[Reading text]:

★ ★ ★ ★ ★

It’s just the process of getting there — you know, packing, DRIVING 13+ HOURS, looking at weather forecasts for every moderate-sized town between here and Rochester for seven days before the drive that kind of gets me down.

On the bright side, I really do enjoy long drives. It’s some good alone-time. And a chance to catch up on my podcasts. And yell at Ohio drivers (which I honestly do enjoy in a weird way). Plus, this time around I’m being a sane person and splitting the drive into two days because I don’t really fancy driving in the lake effect snow in the dark between Cleveland and Rochester and probably not getting in until 12am or later. This means I get to stay in a hotel and watch The Food Network (aaah, life’s perks).

Also on the bright side. I just reserved a copy of the Momofuku Cookbook, which I haven’t been able to stop thinking about since that day I found it sitting at a Borders. So that will be waiting for me when I get back.

So all in all, not bad. Right?

Still, though. I DON’T WANNA.

Aaaah, The New Year…

Ummmmmmm, Happy 2010?

In case you’re not in Illinois right now, ho ly shit.

This is what the roads are like across the entire state, according to the Illinois Department of Transportation’s page. Red highlighted roads or county backgrouds indicate snow or ice covered. Yellow indicates patchy and green is clear.

So yeah.

Also, according to the site, this is a Code 6, or the worst interstate condition reported.

Yay?

I’m in the Champaign-Urbana area right now, and am supposedly leaving for Rochester from Bloomington-Normal on Saturday so…wish me luck!

WordPress Huzzah!

Well, happy New Year, for real this time.

I know I still have a few days of break left, but I’m already experiencing weird anxiety about school starting again, namely in the form of dreams.

★ ★ ★ ★ ★

[Data to examine]:
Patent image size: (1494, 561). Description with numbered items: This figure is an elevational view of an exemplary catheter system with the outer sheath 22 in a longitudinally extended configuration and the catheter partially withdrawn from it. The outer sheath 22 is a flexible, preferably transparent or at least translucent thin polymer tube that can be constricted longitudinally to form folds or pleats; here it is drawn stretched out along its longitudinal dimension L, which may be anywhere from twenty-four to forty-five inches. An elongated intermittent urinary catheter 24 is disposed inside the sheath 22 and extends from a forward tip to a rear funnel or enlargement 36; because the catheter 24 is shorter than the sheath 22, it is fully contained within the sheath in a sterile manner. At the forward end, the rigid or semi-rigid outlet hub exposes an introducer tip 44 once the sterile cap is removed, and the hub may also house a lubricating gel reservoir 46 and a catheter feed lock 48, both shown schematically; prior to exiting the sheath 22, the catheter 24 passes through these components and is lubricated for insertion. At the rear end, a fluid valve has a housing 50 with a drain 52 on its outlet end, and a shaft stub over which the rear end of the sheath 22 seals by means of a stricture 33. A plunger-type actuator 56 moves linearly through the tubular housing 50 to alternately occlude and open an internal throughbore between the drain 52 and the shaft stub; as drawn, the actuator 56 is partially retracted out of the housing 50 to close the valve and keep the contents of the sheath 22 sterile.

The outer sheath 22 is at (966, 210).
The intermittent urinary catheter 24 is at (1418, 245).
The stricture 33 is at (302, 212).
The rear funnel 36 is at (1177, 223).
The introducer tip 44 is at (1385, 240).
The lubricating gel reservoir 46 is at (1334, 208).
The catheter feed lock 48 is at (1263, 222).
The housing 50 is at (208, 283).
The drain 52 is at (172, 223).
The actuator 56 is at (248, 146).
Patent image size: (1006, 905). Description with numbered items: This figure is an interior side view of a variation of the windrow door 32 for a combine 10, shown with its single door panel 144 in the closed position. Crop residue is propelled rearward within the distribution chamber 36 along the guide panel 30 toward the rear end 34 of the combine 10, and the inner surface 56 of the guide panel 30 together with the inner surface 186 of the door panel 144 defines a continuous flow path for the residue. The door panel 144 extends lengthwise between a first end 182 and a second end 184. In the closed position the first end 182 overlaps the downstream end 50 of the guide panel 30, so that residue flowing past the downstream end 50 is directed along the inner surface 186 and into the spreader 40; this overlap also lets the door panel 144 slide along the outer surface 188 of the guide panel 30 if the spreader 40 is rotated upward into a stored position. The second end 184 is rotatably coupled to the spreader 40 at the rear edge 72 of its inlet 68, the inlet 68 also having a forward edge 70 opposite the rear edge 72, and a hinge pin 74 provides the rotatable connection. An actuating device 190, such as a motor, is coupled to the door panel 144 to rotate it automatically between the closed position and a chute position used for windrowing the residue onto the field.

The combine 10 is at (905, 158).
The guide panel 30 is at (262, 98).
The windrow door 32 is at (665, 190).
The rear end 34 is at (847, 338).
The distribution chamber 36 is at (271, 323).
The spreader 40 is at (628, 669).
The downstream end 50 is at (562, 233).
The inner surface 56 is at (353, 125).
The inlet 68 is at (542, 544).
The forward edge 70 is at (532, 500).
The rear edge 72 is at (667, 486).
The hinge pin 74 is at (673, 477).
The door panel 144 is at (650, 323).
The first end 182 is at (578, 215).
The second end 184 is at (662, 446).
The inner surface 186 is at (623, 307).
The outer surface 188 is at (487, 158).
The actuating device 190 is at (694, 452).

★ ★ ★ ★ ★

[Tasks for this exercise]:
1. In the blog text about the winter drive to Rochester, what does a Code 6 mean on the Illinois road-condition site?
2. Continue the blog text about the winter drive to Rochester, starting after its last sentence.

[Answers to each task]:
1. It is the worst interstate condition reported.

2.
I hate anxiety dreams. They ruin everything. Or at least the few moments after I wake up. And I guess these dreams are no big deal, as they’re not nightmares from which I wake up truly upset or feeling threatened or at risk. BUT THEY’RE REALLY DAMN ANNOYING. Because when you play a recital, and then have dreams about playing a recital for AT LEAST a month following said recital, it’s hard to feel like you’re really done. Same goes with school. Where is my ACTUAL winter break?? Weird class and social situations follow me into my dreams, as well as recitals. And, while I really don’t want to give the impression that I’m not happy in school or that I’m not enjoying my time there (because those two things are untrue — school mainly just stresses me out), Eastman actually reminds me a lot of junior high school. And I thought I was done with that. So when my dreams not only take me into school during a time in which I shouldn’t be there, but take me even further back into junior high school territory, I get cranky. CRANKY.

So anyway. Dreams.

In the meantime, though, I’ve been able to see a lot of my favorite people and get some sleep here and there and freeze my arse off in the cold. So all in all, a successful break.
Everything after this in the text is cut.